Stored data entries
○ ○ ○
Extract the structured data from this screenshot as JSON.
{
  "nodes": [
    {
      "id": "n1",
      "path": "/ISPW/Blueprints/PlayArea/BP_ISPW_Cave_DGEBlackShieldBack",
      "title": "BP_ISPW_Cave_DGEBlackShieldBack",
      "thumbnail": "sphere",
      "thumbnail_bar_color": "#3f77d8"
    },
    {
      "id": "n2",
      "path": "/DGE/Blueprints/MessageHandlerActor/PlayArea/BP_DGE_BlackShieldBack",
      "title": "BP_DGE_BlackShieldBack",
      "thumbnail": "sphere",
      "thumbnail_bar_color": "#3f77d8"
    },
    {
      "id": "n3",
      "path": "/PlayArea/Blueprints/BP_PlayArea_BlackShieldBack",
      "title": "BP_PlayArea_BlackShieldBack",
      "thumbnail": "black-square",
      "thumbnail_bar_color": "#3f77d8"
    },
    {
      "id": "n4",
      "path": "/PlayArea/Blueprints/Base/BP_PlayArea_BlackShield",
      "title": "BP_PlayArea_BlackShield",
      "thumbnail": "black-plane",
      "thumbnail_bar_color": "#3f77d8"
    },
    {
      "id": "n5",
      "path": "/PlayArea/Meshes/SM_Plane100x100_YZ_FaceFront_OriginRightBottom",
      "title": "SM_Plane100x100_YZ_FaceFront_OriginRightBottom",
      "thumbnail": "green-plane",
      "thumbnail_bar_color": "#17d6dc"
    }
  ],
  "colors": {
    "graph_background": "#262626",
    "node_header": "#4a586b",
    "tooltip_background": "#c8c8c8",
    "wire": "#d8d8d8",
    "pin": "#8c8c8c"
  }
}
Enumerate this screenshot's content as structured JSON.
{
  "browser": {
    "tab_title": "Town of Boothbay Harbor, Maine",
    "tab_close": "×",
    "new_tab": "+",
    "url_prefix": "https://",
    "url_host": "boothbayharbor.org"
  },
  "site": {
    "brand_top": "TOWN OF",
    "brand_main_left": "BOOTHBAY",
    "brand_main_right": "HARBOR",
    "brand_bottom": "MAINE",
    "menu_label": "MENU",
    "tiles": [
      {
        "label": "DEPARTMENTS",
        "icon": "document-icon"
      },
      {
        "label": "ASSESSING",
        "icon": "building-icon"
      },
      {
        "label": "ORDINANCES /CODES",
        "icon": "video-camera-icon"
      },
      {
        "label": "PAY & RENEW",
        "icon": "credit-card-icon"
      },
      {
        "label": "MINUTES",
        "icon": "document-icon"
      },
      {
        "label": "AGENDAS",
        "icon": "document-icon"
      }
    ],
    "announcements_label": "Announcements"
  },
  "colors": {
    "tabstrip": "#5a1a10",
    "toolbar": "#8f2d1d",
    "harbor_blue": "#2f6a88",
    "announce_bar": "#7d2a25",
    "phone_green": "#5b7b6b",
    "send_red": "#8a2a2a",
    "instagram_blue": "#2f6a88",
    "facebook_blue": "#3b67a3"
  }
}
○ ○ ○
All lines from the one that contains "Enumerate this screenshot's" through the end of the material are to be quoted exactly, with both ends included.

Enumerate this screenshot's content as structured JSON.
{
  "browser": {
    "tab_title": "Town of Boothbay Harbor, Maine",
    "tab_close": "×",
    "new_tab": "+",
    "url_prefix": "https://",
    "url_host": "boothbayharbor.org"
  },
  "site": {
    "brand_top": "TOWN OF",
    "brand_main_left": "BOOTHBAY",
    "brand_main_right": "HARBOR",
    "brand_bottom": "MAINE",
    "menu_label": "MENU",
    "tiles": [
      {
        "label": "DEPARTMENTS",
        "icon": "document-icon"
      },
      {
        "label": "ASSESSING",
        "icon": "building-icon"
      },
      {
        "label": "ORDINANCES /CODES",
        "icon": "video-camera-icon"
      },
      {
        "label": "PAY & RENEW",
        "icon": "credit-card-icon"
      },
      {
        "label": "MINUTES",
        "icon": "document-icon"
      },
      {
        "label": "AGENDAS",
        "icon": "document-icon"
      }
    ],
    "announcements_label": "Announcements"
  },
  "colors": {
    "tabstrip": "#5a1a10",
    "toolbar": "#8f2d1d",
    "harbor_blue": "#2f6a88",
    "announce_bar": "#7d2a25",
    "phone_green": "#5b7b6b",
    "send_red": "#8a2a2a",
    "instagram_blue": "#2f6a88",
    "facebook_blue": "#3b67a3"
  }
}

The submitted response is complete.